### [Goal]
All the entries need to be quoted exactly, apart from the pictures, which you should drop.

Extracted data entries:
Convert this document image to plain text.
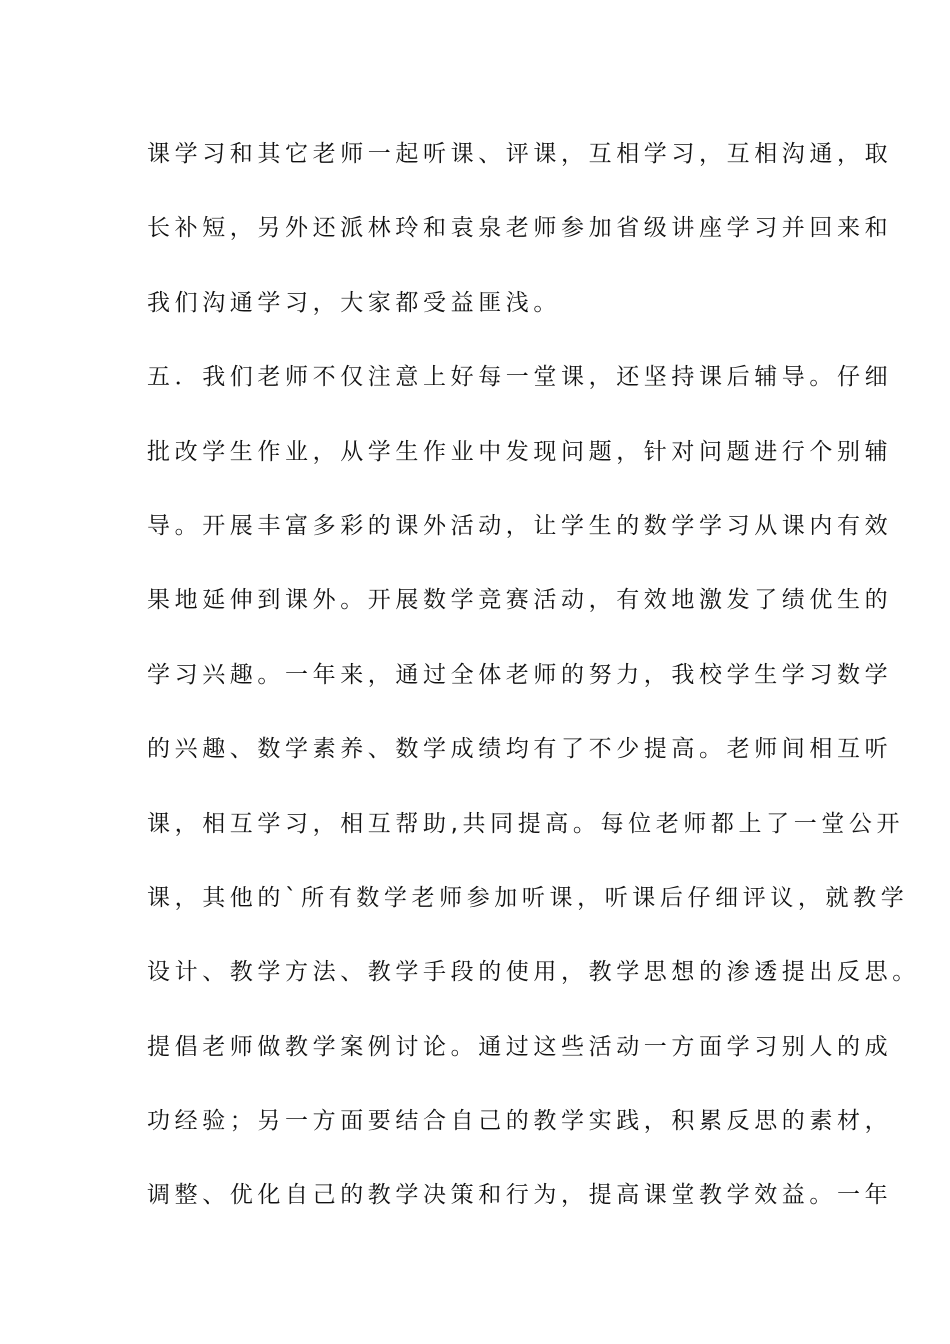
课学习和其它老师一起听课、评课，互相学习，互相沟通，取
长补短，另外还派林玲和袁泉老师参加省级讲座学习并回来和
我们沟通学习，大家都受益匪浅。
五．我们老师不仅注意上好每一堂课，还坚持课后辅导。仔细
批改学生作业，从学生作业中发现问题，针对问题进行个别辅
导。开展丰富多彩的课外活动，让学生的数学学习从课内有效
果地延伸到课外。开展数学竞赛活动，有效地激发了绩优生的
学习兴趣。一年来，通过全体老师的努力，我校学生学习数学
的兴趣、数学素养、数学成绩均有了不少提高。老师间相互听
课，相互学习，相互帮助,共同提高。每位老师都上了一堂公开
课，其他的`所有数学老师参加听课，听课后仔细评议，就教学
设计、教学方法、教学手段的使用，教学思想的渗透提出反思。
提倡老师做教学案例讨论。通过这些活动一方面学习别人的成
功经验；另一方面要结合自己的教学实践，积累反思的素材，
调整、优化自己的教学决策和行为，提高课堂教学效益。一年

### [The reply]
Convert this document image to plain text.
课学习和其它老师一起听课、评课，互相学习，互相沟通，取
长补短，另外还派林玲和袁泉老师参加省级讲座学习并回来和
我们沟通学习，大家都受益匪浅。
五．我们老师不仅注意上好每一堂课，还坚持课后辅导。仔细
批改学生作业，从学生作业中发现问题，针对问题进行个别辅
导。开展丰富多彩的课外活动，让学生的数学学习从课内有效
果地延伸到课外。开展数学竞赛活动，有效地激发了绩优生的
学习兴趣。一年来，通过全体老师的努力，我校学生学习数学
的兴趣、数学素养、数学成绩均有了不少提高。老师间相互听
课，相互学习，相互帮助,共同提高。每位老师都上了一堂公开
课，其他的`所有数学老师参加听课，听课后仔细评议，就教学
设计、教学方法、教学手段的使用，教学思想的渗透提出反思。
提倡老师做教学案例讨论。通过这些活动一方面学习别人的成
功经验；另一方面要结合自己的教学实践，积累反思的素材，
调整、优化自己的教学决策和行为，提高课堂教学效益。一年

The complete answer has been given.